# [Task statement]
Extract the listing below in full, unchanged.

# [Data to process]
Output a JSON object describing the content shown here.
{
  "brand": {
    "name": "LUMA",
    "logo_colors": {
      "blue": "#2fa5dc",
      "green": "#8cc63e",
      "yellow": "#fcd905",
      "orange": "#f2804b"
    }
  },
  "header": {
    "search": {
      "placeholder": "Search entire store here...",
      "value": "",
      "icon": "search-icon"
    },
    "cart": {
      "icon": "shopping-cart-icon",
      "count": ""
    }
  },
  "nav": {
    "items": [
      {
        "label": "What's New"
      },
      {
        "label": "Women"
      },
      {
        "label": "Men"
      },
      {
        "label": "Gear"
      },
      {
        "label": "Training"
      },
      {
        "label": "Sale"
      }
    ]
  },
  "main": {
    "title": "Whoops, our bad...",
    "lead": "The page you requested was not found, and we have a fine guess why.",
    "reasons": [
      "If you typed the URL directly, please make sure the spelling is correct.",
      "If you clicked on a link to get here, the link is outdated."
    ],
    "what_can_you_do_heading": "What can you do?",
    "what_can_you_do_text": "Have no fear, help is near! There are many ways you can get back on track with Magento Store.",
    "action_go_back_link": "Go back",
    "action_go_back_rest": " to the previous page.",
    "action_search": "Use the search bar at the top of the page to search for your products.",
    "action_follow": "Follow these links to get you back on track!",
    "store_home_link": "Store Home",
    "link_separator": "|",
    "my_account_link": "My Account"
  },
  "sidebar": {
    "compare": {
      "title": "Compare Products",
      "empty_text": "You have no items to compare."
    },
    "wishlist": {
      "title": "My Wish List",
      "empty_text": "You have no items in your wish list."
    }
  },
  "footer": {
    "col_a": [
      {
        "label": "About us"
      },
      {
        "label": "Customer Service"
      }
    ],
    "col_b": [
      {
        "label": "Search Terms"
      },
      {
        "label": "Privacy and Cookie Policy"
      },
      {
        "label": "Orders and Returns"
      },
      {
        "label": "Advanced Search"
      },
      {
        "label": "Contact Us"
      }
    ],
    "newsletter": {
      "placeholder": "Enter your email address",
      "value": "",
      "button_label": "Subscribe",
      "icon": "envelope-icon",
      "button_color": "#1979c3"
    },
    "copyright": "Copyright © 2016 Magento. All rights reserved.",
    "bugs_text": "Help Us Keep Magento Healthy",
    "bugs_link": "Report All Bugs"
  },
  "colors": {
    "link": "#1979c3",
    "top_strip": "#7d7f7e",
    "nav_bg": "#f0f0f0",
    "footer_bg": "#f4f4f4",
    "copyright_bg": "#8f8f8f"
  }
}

# [Response for this exercise]
Output a JSON object describing the content shown here.
{
  "brand": {
    "name": "LUMA",
    "logo_colors": {
      "blue": "#2fa5dc",
      "green": "#8cc63e",
      "yellow": "#fcd905",
      "orange": "#f2804b"
    }
  },
  "header": {
    "search": {
      "placeholder": "Search entire store here...",
      "value": "",
      "icon": "search-icon"
    },
    "cart": {
      "icon": "shopping-cart-icon",
      "count": ""
    }
  },
  "nav": {
    "items": [
      {
        "label": "What's New"
      },
      {
        "label": "Women"
      },
      {
        "label": "Men"
      },
      {
        "label": "Gear"
      },
      {
        "label": "Training"
      },
      {
        "label": "Sale"
      }
    ]
  },
  "main": {
    "title": "Whoops, our bad...",
    "lead": "The page you requested was not found, and we have a fine guess why.",
    "reasons": [
      "If you typed the URL directly, please make sure the spelling is correct.",
      "If you clicked on a link to get here, the link is outdated."
    ],
    "what_can_you_do_heading": "What can you do?",
    "what_can_you_do_text": "Have no fear, help is near! There are many ways you can get back on track with Magento Store.",
    "action_go_back_link": "Go back",
    "action_go_back_rest": " to the previous page.",
    "action_search": "Use the search bar at the top of the page to search for your products.",
    "action_follow": "Follow these links to get you back on track!",
    "store_home_link": "Store Home",
    "link_separator": "|",
    "my_account_link": "My Account"
  },
  "sidebar": {
    "compare": {
      "title": "Compare Products",
      "empty_text": "You have no items to compare."
    },
    "wishlist": {
      "title": "My Wish List",
      "empty_text": "You have no items in your wish list."
    }
  },
  "footer": {
    "col_a": [
      {
        "label": "About us"
      },
      {
        "label": "Customer Service"
      }
    ],
    "col_b": [
      {
        "label": "Search Terms"
      },
      {
        "label": "Privacy and Cookie Policy"
      },
      {
        "label": "Orders and Returns"
      },
      {
        "label": "Advanced Search"
      },
      {
        "label": "Contact Us"
      }
    ],
    "newsletter": {
      "placeholder": "Enter your email address",
      "value": "",
      "button_label": "Subscribe",
      "icon": "envelope-icon",
      "button_color": "#1979c3"
    },
    "copyright": "Copyright © 2016 Magento. All rights reserved.",
    "bugs_text": "Help Us Keep Magento Healthy",
    "bugs_link": "Report All Bugs"
  },
  "colors": {
    "link": "#1979c3",
    "top_strip": "#7d7f7e",
    "nav_bg": "#f0f0f0",
    "footer_bg": "#f4f4f4",
    "copyright_bg": "#8f8f8f"
  }
}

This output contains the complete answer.